#### [EXERCISE BRIEF]
Gather every line below where "Cache" appears.
---------- SUPPLIED RECORDS ----------
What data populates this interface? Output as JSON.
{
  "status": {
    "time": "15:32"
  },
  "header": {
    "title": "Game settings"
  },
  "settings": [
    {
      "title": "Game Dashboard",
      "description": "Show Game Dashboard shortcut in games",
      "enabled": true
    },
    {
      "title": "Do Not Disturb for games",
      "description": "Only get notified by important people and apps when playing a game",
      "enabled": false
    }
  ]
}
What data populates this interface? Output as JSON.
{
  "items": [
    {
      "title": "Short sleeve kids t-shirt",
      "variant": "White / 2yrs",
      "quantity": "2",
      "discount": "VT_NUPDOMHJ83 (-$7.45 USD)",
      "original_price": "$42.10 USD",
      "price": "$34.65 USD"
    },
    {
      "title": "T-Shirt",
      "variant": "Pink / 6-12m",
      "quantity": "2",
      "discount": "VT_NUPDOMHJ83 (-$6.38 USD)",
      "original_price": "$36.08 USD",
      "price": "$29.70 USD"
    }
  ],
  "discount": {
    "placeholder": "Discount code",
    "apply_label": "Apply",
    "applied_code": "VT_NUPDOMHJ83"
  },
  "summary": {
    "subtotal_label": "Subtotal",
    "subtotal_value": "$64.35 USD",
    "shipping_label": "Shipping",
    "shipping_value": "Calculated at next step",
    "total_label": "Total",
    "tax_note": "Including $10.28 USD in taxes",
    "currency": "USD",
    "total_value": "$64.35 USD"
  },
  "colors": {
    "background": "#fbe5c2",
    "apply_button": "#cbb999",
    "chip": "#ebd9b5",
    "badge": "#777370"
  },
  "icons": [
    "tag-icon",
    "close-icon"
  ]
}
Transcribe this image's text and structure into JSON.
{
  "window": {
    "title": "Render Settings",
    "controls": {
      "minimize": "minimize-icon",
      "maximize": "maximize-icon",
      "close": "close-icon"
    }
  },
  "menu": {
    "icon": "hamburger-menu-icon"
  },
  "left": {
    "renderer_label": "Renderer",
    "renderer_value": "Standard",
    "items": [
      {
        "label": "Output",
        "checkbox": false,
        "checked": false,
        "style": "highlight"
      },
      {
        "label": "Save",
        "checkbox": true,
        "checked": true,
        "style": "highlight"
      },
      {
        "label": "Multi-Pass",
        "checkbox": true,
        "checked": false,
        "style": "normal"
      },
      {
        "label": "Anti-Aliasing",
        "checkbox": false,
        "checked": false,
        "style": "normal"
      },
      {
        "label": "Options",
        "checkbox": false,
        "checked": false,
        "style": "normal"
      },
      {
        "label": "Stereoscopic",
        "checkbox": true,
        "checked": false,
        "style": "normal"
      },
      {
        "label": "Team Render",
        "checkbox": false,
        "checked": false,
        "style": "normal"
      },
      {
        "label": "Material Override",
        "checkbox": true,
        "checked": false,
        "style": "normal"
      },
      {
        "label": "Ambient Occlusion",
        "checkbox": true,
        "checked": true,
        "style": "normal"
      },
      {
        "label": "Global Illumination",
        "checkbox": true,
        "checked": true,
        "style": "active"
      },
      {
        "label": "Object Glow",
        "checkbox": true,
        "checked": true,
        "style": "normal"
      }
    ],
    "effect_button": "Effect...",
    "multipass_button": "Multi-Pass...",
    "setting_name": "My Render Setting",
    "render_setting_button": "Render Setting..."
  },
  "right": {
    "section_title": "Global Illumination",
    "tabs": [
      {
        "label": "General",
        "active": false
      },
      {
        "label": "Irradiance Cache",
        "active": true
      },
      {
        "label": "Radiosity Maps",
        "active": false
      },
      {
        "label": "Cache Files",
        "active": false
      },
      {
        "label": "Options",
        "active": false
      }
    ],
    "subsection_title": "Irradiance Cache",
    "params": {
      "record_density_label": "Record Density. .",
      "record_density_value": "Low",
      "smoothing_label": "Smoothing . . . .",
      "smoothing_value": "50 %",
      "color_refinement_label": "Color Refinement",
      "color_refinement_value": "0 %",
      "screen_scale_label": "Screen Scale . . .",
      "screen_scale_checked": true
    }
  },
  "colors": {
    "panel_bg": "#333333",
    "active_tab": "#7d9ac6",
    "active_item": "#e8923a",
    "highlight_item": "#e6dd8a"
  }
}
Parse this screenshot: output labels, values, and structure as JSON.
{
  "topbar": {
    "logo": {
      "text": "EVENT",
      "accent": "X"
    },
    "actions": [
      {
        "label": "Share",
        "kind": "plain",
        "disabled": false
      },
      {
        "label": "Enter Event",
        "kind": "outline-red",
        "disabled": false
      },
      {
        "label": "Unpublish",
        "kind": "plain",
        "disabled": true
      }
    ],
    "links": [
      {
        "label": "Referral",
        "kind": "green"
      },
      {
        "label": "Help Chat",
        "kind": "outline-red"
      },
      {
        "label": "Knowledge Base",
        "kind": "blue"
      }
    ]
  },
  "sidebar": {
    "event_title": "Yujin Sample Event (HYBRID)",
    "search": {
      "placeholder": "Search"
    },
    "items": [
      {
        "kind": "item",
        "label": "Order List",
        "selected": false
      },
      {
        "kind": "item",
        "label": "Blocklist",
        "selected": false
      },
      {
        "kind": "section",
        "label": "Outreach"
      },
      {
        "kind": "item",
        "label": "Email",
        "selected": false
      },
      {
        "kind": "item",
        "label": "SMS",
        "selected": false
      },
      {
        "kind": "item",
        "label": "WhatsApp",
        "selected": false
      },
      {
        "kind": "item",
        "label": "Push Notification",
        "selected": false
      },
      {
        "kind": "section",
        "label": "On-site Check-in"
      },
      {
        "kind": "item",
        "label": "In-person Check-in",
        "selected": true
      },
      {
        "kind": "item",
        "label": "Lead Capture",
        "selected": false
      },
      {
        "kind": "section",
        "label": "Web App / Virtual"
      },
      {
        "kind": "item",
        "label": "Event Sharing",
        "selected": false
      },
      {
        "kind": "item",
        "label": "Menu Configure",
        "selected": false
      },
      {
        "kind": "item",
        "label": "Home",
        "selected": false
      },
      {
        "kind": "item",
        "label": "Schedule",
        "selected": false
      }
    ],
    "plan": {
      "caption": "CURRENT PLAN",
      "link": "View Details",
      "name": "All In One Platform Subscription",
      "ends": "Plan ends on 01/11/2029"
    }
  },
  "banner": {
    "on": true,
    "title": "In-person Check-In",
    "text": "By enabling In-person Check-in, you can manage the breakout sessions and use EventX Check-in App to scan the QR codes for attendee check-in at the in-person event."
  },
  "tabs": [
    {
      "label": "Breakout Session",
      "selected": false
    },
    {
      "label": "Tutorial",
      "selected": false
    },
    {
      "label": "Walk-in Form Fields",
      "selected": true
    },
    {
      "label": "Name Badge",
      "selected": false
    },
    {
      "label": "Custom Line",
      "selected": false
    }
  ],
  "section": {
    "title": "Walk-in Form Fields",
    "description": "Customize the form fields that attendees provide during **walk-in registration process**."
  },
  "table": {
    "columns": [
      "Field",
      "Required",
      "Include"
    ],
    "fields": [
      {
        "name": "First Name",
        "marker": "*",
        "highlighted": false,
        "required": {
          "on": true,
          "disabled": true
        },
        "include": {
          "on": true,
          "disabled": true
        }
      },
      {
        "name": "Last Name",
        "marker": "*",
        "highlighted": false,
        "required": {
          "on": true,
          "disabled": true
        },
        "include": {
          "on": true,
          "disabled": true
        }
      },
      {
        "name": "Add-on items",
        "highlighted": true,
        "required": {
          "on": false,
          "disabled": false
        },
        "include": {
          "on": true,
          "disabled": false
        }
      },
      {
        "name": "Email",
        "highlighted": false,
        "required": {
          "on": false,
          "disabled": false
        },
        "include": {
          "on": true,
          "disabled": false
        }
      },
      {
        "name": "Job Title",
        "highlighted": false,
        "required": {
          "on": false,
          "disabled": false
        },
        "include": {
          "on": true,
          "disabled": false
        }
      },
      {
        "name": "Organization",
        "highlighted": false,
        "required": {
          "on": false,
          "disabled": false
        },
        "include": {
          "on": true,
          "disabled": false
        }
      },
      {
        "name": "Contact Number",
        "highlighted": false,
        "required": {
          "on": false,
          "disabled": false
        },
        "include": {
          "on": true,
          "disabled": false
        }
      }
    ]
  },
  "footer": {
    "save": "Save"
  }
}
----------
#### [PROBLEM SOLUTION]
        "label": "Irradiance Cache",
        "label": "Cache Files",
    "subsection_title": "Irradiance Cache",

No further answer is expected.